▶ Your instructions: Repeat the full listing, word for word.

════════════════════

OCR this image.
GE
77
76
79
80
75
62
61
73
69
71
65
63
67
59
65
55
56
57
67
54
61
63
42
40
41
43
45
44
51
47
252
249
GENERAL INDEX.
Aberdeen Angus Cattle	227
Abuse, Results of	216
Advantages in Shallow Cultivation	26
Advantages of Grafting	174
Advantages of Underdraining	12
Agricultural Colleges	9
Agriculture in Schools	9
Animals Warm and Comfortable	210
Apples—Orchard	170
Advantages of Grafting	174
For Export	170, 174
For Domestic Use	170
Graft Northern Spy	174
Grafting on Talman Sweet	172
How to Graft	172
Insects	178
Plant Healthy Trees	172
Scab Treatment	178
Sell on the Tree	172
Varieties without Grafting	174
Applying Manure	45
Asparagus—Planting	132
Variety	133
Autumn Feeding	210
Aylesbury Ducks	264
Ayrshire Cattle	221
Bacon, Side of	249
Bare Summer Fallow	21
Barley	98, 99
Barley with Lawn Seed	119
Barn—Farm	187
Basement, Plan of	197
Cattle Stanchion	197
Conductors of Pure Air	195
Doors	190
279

════════════════════

▶ Output of the exercise:
OCR this image.
GE
77
76
79
80
75
62
61
73
69
71
65
63
67
59
65
55
56
57
67
54
61
63
42
40
41
43
45
44
51
47
252
249
GENERAL INDEX.
Aberdeen Angus Cattle	227
Abuse, Results of	216
Advantages in Shallow Cultivation	26
Advantages of Grafting	174
Advantages of Underdraining	12
Agricultural Colleges	9
Agriculture in Schools	9
Animals Warm and Comfortable	210
Apples—Orchard	170
Advantages of Grafting	174
For Export	170, 174
For Domestic Use	170
Graft Northern Spy	174
Grafting on Talman Sweet	172
How to Graft	172
Insects	178
Plant Healthy Trees	172
Scab Treatment	178
Sell on the Tree	172
Varieties without Grafting	174
Applying Manure	45
Asparagus—Planting	132
Variety	133
Autumn Feeding	210
Aylesbury Ducks	264
Ayrshire Cattle	221
Bacon, Side of	249
Bare Summer Fallow	21
Barley	98, 99
Barley with Lawn Seed	119
Barn—Farm	187
Basement, Plan of	197
Cattle Stanchion	197
Conductors of Pure Air	195
Doors	190
279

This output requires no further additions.